Copy out each line of the material below that holds the string "vorgebracht".

■ ■ ■ ■ ■

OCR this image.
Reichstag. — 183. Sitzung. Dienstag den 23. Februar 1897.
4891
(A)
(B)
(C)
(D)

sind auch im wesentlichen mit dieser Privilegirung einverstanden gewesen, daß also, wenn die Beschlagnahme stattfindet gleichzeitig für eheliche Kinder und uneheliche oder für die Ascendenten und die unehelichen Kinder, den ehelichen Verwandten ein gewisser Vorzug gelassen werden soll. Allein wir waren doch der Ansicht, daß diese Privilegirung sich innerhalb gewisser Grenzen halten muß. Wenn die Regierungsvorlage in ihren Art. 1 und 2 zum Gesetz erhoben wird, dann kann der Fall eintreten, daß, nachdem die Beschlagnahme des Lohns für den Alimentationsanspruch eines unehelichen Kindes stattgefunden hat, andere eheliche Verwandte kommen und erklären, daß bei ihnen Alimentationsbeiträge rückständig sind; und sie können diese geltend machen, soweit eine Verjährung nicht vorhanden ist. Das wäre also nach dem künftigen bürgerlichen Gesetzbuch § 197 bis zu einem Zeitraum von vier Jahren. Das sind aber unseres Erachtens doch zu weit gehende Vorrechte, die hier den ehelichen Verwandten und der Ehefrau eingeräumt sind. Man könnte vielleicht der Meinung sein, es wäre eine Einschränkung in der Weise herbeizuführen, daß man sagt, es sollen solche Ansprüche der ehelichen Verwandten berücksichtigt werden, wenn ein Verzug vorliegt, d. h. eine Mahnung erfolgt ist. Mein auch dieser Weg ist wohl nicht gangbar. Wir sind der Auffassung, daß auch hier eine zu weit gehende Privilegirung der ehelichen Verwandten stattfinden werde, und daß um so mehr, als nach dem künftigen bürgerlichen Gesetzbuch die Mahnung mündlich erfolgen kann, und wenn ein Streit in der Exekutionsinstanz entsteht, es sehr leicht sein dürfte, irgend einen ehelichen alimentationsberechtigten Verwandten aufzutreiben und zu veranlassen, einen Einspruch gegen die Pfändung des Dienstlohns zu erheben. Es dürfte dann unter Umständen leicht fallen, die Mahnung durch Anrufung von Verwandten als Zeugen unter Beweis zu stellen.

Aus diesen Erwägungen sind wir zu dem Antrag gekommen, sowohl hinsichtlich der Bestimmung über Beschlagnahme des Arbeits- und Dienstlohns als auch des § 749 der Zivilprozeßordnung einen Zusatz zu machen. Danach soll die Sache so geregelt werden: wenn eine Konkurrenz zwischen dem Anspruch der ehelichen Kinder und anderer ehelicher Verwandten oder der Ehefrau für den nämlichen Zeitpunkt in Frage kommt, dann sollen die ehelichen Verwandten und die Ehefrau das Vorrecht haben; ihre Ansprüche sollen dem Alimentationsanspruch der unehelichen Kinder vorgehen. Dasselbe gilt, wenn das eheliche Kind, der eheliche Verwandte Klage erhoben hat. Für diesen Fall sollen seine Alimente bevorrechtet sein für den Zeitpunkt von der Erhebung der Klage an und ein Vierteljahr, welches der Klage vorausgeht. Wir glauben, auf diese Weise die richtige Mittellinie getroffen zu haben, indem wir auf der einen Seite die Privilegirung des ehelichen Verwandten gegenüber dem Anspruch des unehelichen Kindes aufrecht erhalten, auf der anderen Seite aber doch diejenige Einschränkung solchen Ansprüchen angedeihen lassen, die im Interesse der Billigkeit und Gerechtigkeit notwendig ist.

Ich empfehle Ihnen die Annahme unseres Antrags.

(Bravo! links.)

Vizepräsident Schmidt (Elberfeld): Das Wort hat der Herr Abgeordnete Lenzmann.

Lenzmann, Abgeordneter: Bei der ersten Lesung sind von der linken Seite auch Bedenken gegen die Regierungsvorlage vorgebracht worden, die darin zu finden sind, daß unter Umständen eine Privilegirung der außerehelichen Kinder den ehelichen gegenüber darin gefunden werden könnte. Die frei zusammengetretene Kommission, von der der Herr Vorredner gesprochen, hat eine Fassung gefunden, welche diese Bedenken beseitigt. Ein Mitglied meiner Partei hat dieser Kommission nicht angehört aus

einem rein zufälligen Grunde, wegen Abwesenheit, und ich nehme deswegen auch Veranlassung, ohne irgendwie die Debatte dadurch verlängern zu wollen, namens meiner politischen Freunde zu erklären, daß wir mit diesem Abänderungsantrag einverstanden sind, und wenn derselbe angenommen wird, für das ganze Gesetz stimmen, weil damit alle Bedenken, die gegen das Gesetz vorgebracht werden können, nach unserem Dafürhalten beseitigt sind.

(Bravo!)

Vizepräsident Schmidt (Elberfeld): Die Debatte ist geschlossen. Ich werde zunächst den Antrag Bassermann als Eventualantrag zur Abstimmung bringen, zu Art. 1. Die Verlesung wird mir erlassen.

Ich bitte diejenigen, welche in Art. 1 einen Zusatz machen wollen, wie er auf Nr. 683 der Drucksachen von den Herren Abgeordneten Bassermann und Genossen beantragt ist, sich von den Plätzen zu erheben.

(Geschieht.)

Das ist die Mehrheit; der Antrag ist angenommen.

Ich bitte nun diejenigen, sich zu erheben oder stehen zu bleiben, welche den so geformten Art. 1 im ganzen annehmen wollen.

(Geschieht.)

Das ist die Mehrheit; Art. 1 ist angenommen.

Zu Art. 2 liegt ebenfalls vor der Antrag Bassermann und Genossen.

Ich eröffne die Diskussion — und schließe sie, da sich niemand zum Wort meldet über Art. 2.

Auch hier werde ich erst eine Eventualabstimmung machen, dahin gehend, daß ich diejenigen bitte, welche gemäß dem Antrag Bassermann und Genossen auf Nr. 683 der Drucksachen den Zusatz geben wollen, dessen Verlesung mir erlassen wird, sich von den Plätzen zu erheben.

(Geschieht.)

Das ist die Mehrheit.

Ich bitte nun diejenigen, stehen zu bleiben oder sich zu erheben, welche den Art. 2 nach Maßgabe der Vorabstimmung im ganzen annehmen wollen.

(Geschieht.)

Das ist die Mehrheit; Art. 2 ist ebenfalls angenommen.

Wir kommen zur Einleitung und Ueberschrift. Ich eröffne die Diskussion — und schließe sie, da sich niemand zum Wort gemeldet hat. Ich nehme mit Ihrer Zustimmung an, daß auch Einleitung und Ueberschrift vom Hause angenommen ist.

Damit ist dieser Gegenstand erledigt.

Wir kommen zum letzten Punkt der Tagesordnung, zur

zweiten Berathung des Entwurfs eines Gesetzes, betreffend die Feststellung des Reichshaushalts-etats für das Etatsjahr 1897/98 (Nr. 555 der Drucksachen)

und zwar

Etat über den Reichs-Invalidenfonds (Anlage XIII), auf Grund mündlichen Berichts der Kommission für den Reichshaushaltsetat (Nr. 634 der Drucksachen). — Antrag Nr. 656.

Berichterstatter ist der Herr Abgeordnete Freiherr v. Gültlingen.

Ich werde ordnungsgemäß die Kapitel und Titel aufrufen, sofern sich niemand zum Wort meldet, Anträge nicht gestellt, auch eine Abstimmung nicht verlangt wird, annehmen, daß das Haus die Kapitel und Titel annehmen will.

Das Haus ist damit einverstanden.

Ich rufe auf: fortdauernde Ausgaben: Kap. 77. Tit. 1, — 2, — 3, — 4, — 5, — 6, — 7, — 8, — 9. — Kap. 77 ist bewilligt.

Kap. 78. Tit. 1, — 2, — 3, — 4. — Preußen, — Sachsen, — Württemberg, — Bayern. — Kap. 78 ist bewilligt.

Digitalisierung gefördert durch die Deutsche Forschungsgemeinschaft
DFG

■ ■ ■ ■ ■

- Response for this exercise
Lenzmann, Abgeordneter: Bei der ersten Lesung sind von der linken Seite auch Bedenken gegen die Regierungsvorlage vorgebracht worden, die darin zu finden sind, daß unter Umständen eine Privilegirung der außerehelichen Kinder den ehelichen gegenüber darin gefunden werden könnte. Die frei zusammengetretene Kommission, von der der Herr Vorredner gesprochen, hat eine Fassung gefunden, welche diese Bedenken beseitigt. Ein Mitglied meiner Partei hat dieser Kommission nicht angehört aus
einem rein zufälligen Grunde, wegen Abwesenheit, und ich nehme deswegen auch Veranlassung, ohne irgendwie die Debatte dadurch verlängern zu wollen, namens meiner politischen Freunde zu erklären, daß wir mit diesem Abänderungsantrag einverstanden sind, und wenn derselbe angenommen wird, für das ganze Gesetz stimmen, weil damit alle Bedenken, die gegen das Gesetz vorgebracht werden können, nach unserem Dafürhalten beseitigt sind.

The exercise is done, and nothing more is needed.